> **Your instructions**
Give back the entire listing verbatim.

### Available data

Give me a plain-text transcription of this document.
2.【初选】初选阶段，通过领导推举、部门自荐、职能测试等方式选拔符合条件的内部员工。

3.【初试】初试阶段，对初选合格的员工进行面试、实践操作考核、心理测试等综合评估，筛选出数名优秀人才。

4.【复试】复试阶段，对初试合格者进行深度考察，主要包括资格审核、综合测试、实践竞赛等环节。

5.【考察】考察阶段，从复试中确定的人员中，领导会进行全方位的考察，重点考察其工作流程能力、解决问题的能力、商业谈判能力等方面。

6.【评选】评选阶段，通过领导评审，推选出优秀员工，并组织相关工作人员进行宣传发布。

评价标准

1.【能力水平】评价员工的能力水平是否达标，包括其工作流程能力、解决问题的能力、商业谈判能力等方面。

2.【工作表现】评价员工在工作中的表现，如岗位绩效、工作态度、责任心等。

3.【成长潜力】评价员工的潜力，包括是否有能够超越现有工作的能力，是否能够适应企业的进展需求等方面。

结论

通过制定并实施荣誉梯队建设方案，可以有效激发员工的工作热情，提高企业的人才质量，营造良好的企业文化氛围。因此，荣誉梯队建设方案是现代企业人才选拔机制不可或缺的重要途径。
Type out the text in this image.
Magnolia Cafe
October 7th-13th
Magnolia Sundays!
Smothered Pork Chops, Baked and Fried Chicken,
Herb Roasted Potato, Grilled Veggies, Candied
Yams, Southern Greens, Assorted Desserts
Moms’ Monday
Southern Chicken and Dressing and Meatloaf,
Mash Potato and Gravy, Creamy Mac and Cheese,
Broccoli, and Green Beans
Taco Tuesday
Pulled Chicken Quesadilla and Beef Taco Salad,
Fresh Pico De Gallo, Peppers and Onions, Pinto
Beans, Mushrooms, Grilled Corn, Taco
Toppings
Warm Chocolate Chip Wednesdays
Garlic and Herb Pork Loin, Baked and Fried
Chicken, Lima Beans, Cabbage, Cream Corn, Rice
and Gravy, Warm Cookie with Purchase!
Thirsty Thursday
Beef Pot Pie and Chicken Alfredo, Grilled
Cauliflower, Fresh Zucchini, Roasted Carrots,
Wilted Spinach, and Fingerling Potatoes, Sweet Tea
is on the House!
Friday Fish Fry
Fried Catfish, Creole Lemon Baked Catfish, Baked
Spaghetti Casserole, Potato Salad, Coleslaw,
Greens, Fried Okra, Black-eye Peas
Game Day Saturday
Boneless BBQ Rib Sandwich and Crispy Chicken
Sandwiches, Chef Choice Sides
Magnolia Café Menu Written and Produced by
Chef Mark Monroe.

######

> **Complete output**
Give me a plain-text transcription of this document.
2.【初选】初选阶段，通过领导推举、部门自荐、职能测试等方式选拔符合条件的内部员工。

3.【初试】初试阶段，对初选合格的员工进行面试、实践操作考核、心理测试等综合评估，筛选出数名优秀人才。

4.【复试】复试阶段，对初试合格者进行深度考察，主要包括资格审核、综合测试、实践竞赛等环节。

5.【考察】考察阶段，从复试中确定的人员中，领导会进行全方位的考察，重点考察其工作流程能力、解决问题的能力、商业谈判能力等方面。

6.【评选】评选阶段，通过领导评审，推选出优秀员工，并组织相关工作人员进行宣传发布。

评价标准

1.【能力水平】评价员工的能力水平是否达标，包括其工作流程能力、解决问题的能力、商业谈判能力等方面。

2.【工作表现】评价员工在工作中的表现，如岗位绩效、工作态度、责任心等。

3.【成长潜力】评价员工的潜力，包括是否有能够超越现有工作的能力，是否能够适应企业的进展需求等方面。

结论

通过制定并实施荣誉梯队建设方案，可以有效激发员工的工作热情，提高企业的人才质量，营造良好的企业文化氛围。因此，荣誉梯队建设方案是现代企业人才选拔机制不可或缺的重要途径。
Type out the text in this image.
Magnolia Cafe
October 7th-13th
Magnolia Sundays!
Smothered Pork Chops, Baked and Fried Chicken,
Herb Roasted Potato, Grilled Veggies, Candied
Yams, Southern Greens, Assorted Desserts
Moms’ Monday
Southern Chicken and Dressing and Meatloaf,
Mash Potato and Gravy, Creamy Mac and Cheese,
Broccoli, and Green Beans
Taco Tuesday
Pulled Chicken Quesadilla and Beef Taco Salad,
Fresh Pico De Gallo, Peppers and Onions, Pinto
Beans, Mushrooms, Grilled Corn, Taco
Toppings
Warm Chocolate Chip Wednesdays
Garlic and Herb Pork Loin, Baked and Fried
Chicken, Lima Beans, Cabbage, Cream Corn, Rice
and Gravy, Warm Cookie with Purchase!
Thirsty Thursday
Beef Pot Pie and Chicken Alfredo, Grilled
Cauliflower, Fresh Zucchini, Roasted Carrots,
Wilted Spinach, and Fingerling Potatoes, Sweet Tea
is on the House!
Friday Fish Fry
Fried Catfish, Creole Lemon Baked Catfish, Baked
Spaghetti Casserole, Potato Salad, Coleslaw,
Greens, Fried Okra, Black-eye Peas
Game Day Saturday
Boneless BBQ Rib Sandwich and Crispy Chicken
Sandwiches, Chef Choice Sides
Magnolia Café Menu Written and Produced by
Chef Mark Monroe.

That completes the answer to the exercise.